▶ [Exercise instructions]:
Retype every entry exactly, character for character.

(Dataset entries)

— start —

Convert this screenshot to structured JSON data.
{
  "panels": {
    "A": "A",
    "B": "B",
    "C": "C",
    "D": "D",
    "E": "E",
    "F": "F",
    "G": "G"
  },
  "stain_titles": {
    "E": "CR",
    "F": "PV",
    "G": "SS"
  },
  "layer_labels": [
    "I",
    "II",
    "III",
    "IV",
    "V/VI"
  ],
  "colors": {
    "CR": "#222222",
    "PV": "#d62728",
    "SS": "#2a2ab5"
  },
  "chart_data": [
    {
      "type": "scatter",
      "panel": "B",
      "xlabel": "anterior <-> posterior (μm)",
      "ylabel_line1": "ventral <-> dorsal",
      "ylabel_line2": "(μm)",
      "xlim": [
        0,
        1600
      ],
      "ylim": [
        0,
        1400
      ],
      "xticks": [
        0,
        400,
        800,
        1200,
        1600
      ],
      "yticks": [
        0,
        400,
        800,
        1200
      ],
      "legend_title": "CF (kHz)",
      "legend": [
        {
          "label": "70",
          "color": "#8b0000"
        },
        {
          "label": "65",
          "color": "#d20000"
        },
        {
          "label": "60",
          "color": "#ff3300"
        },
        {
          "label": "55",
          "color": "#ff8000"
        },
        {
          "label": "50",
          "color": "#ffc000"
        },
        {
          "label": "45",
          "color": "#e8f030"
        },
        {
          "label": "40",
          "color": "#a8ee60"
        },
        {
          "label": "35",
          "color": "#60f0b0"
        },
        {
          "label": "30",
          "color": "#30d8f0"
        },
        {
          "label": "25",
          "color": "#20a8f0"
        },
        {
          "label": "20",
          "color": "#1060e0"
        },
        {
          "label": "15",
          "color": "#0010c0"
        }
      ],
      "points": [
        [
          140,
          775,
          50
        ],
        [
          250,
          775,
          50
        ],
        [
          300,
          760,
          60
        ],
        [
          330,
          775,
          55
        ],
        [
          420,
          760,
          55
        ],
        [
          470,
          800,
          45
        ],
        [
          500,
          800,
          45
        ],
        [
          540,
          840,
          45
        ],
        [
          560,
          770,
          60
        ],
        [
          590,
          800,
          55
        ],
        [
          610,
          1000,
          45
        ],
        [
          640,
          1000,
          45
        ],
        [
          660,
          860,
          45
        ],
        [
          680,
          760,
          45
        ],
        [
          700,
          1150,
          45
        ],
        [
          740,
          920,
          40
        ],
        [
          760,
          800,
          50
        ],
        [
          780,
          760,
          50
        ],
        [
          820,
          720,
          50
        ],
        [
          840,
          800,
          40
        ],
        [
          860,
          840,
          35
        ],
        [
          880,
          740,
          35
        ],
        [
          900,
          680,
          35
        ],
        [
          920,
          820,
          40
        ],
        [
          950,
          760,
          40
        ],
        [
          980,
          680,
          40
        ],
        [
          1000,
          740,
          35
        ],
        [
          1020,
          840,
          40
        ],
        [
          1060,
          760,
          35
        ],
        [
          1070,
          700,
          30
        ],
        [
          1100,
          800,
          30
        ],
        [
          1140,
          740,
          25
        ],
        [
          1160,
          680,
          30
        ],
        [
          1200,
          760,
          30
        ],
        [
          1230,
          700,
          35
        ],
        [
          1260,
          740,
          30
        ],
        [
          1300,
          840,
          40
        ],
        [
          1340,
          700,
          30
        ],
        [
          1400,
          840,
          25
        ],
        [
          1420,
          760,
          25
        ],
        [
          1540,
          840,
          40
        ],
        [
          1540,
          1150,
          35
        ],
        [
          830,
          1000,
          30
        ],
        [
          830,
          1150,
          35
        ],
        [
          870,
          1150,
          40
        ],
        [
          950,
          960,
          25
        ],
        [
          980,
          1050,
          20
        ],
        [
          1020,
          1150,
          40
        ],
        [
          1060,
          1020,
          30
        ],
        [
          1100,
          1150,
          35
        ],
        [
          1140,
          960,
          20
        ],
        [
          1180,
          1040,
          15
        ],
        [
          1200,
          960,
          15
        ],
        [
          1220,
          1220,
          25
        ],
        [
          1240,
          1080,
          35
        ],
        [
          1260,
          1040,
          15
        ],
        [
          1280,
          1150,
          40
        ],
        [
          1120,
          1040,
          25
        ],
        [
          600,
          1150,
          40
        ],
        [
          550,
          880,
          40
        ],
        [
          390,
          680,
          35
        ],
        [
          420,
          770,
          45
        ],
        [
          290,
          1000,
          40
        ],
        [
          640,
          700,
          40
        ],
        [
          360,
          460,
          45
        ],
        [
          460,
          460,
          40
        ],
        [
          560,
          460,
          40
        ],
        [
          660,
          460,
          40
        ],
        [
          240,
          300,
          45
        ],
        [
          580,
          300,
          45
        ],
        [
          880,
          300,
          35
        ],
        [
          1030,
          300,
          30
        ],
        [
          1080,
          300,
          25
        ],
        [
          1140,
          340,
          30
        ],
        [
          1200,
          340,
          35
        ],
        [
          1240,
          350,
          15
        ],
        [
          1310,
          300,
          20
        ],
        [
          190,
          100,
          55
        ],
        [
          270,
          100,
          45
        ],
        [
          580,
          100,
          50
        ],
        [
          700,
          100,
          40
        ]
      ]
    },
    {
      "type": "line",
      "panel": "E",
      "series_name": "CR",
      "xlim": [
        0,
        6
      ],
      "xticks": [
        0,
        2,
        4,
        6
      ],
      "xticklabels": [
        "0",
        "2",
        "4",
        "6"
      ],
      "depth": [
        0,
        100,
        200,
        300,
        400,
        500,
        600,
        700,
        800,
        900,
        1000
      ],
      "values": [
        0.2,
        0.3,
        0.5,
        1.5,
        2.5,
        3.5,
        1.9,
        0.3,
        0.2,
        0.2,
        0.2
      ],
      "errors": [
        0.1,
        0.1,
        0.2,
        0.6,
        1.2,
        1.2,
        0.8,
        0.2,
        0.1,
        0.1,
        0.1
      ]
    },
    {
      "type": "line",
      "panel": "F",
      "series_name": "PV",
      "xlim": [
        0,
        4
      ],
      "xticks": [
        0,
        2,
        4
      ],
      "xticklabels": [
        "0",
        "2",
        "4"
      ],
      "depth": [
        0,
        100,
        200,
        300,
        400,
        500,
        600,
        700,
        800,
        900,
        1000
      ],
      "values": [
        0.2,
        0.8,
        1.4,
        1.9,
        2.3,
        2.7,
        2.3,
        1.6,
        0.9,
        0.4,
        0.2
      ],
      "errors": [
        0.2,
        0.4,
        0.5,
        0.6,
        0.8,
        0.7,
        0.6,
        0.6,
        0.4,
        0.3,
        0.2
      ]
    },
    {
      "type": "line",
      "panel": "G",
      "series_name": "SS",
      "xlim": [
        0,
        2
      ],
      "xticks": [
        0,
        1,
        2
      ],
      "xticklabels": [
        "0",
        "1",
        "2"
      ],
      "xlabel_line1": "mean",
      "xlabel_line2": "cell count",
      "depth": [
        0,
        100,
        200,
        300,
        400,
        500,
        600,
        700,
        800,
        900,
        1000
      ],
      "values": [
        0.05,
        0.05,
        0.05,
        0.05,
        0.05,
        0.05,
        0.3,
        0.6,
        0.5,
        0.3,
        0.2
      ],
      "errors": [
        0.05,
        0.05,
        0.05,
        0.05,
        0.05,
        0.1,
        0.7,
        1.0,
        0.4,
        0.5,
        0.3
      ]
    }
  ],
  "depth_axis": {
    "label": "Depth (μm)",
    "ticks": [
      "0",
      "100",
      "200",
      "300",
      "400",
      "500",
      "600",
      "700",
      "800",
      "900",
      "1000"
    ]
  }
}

— end —

▶ [Result of the task]:
Convert this screenshot to structured JSON data.
{
  "panels": {
    "A": "A",
    "B": "B",
    "C": "C",
    "D": "D",
    "E": "E",
    "F": "F",
    "G": "G"
  },
  "stain_titles": {
    "E": "CR",
    "F": "PV",
    "G": "SS"
  },
  "layer_labels": [
    "I",
    "II",
    "III",
    "IV",
    "V/VI"
  ],
  "colors": {
    "CR": "#222222",
    "PV": "#d62728",
    "SS": "#2a2ab5"
  },
  "chart_data": [
    {
      "type": "scatter",
      "panel": "B",
      "xlabel": "anterior <-> posterior (μm)",
      "ylabel_line1": "ventral <-> dorsal",
      "ylabel_line2": "(μm)",
      "xlim": [
        0,
        1600
      ],
      "ylim": [
        0,
        1400
      ],
      "xticks": [
        0,
        400,
        800,
        1200,
        1600
      ],
      "yticks": [
        0,
        400,
        800,
        1200
      ],
      "legend_title": "CF (kHz)",
      "legend": [
        {
          "label": "70",
          "color": "#8b0000"
        },
        {
          "label": "65",
          "color": "#d20000"
        },
        {
          "label": "60",
          "color": "#ff3300"
        },
        {
          "label": "55",
          "color": "#ff8000"
        },
        {
          "label": "50",
          "color": "#ffc000"
        },
        {
          "label": "45",
          "color": "#e8f030"
        },
        {
          "label": "40",
          "color": "#a8ee60"
        },
        {
          "label": "35",
          "color": "#60f0b0"
        },
        {
          "label": "30",
          "color": "#30d8f0"
        },
        {
          "label": "25",
          "color": "#20a8f0"
        },
        {
          "label": "20",
          "color": "#1060e0"
        },
        {
          "label": "15",
          "color": "#0010c0"
        }
      ],
      "points": [
        [
          140,
          775,
          50
        ],
        [
          250,
          775,
          50
        ],
        [
          300,
          760,
          60
        ],
        [
          330,
          775,
          55
        ],
        [
          420,
          760,
          55
        ],
        [
          470,
          800,
          45
        ],
        [
          500,
          800,
          45
        ],
        [
          540,
          840,
          45
        ],
        [
          560,
          770,
          60
        ],
        [
          590,
          800,
          55
        ],
        [
          610,
          1000,
          45
        ],
        [
          640,
          1000,
          45
        ],
        [
          660,
          860,
          45
        ],
        [
          680,
          760,
          45
        ],
        [
          700,
          1150,
          45
        ],
        [
          740,
          920,
          40
        ],
        [
          760,
          800,
          50
        ],
        [
          780,
          760,
          50
        ],
        [
          820,
          720,
          50
        ],
        [
          840,
          800,
          40
        ],
        [
          860,
          840,
          35
        ],
        [
          880,
          740,
          35
        ],
        [
          900,
          680,
          35
        ],
        [
          920,
          820,
          40
        ],
        [
          950,
          760,
          40
        ],
        [
          980,
          680,
          40
        ],
        [
          1000,
          740,
          35
        ],
        [
          1020,
          840,
          40
        ],
        [
          1060,
          760,
          35
        ],
        [
          1070,
          700,
          30
        ],
        [
          1100,
          800,
          30
        ],
        [
          1140,
          740,
          25
        ],
        [
          1160,
          680,
          30
        ],
        [
          1200,
          760,
          30
        ],
        [
          1230,
          700,
          35
        ],
        [
          1260,
          740,
          30
        ],
        [
          1300,
          840,
          40
        ],
        [
          1340,
          700,
          30
        ],
        [
          1400,
          840,
          25
        ],
        [
          1420,
          760,
          25
        ],
        [
          1540,
          840,
          40
        ],
        [
          1540,
          1150,
          35
        ],
        [
          830,
          1000,
          30
        ],
        [
          830,
          1150,
          35
        ],
        [
          870,
          1150,
          40
        ],
        [
          950,
          960,
          25
        ],
        [
          980,
          1050,
          20
        ],
        [
          1020,
          1150,
          40
        ],
        [
          1060,
          1020,
          30
        ],
        [
          1100,
          1150,
          35
        ],
        [
          1140,
          960,
          20
        ],
        [
          1180,
          1040,
          15
        ],
        [
          1200,
          960,
          15
        ],
        [
          1220,
          1220,
          25
        ],
        [
          1240,
          1080,
          35
        ],
        [
          1260,
          1040,
          15
        ],
        [
          1280,
          1150,
          40
        ],
        [
          1120,
          1040,
          25
        ],
        [
          600,
          1150,
          40
        ],
        [
          550,
          880,
          40
        ],
        [
          390,
          680,
          35
        ],
        [
          420,
          770,
          45
        ],
        [
          290,
          1000,
          40
        ],
        [
          640,
          700,
          40
        ],
        [
          360,
          460,
          45
        ],
        [
          460,
          460,
          40
        ],
        [
          560,
          460,
          40
        ],
        [
          660,
          460,
          40
        ],
        [
          240,
          300,
          45
        ],
        [
          580,
          300,
          45
        ],
        [
          880,
          300,
          35
        ],
        [
          1030,
          300,
          30
        ],
        [
          1080,
          300,
          25
        ],
        [
          1140,
          340,
          30
        ],
        [
          1200,
          340,
          35
        ],
        [
          1240,
          350,
          15
        ],
        [
          1310,
          300,
          20
        ],
        [
          190,
          100,
          55
        ],
        [
          270,
          100,
          45
        ],
        [
          580,
          100,
          50
        ],
        [
          700,
          100,
          40
        ]
      ]
    },
    {
      "type": "line",
      "panel": "E",
      "series_name": "CR",
      "xlim": [
        0,
        6
      ],
      "xticks": [
        0,
        2,
        4,
        6
      ],
      "xticklabels": [
        "0",
        "2",
        "4",
        "6"
      ],
      "depth": [
        0,
        100,
        200,
        300,
        400,
        500,
        600,
        700,
        800,
        900,
        1000
      ],
      "values": [
        0.2,
        0.3,
        0.5,
        1.5,
        2.5,
        3.5,
        1.9,
        0.3,
        0.2,
        0.2,
        0.2
      ],
      "errors": [
        0.1,
        0.1,
        0.2,
        0.6,
        1.2,
        1.2,
        0.8,
        0.2,
        0.1,
        0.1,
        0.1
      ]
    },
    {
      "type": "line",
      "panel": "F",
      "series_name": "PV",
      "xlim": [
        0,
        4
      ],
      "xticks": [
        0,
        2,
        4
      ],
      "xticklabels": [
        "0",
        "2",
        "4"
      ],
      "depth": [
        0,
        100,
        200,
        300,
        400,
        500,
        600,
        700,
        800,
        900,
        1000
      ],
      "values": [
        0.2,
        0.8,
        1.4,
        1.9,
        2.3,
        2.7,
        2.3,
        1.6,
        0.9,
        0.4,
        0.2
      ],
      "errors": [
        0.2,
        0.4,
        0.5,
        0.6,
        0.8,
        0.7,
        0.6,
        0.6,
        0.4,
        0.3,
        0.2
      ]
    },
    {
      "type": "line",
      "panel": "G",
      "series_name": "SS",
      "xlim": [
        0,
        2
      ],
      "xticks": [
        0,
        1,
        2
      ],
      "xticklabels": [
        "0",
        "1",
        "2"
      ],
      "xlabel_line1": "mean",
      "xlabel_line2": "cell count",
      "depth": [
        0,
        100,
        200,
        300,
        400,
        500,
        600,
        700,
        800,
        900,
        1000
      ],
      "values": [
        0.05,
        0.05,
        0.05,
        0.05,
        0.05,
        0.05,
        0.3,
        0.6,
        0.5,
        0.3,
        0.2
      ],
      "errors": [
        0.05,
        0.05,
        0.05,
        0.05,
        0.05,
        0.1,
        0.7,
        1.0,
        0.4,
        0.5,
        0.3
      ]
    }
  ],
  "depth_axis": {
    "label": "Depth (μm)",
    "ticks": [
      "0",
      "100",
      "200",
      "300",
      "400",
      "500",
      "600",
      "700",
      "800",
      "900",
      "1000"
    ]
  }
}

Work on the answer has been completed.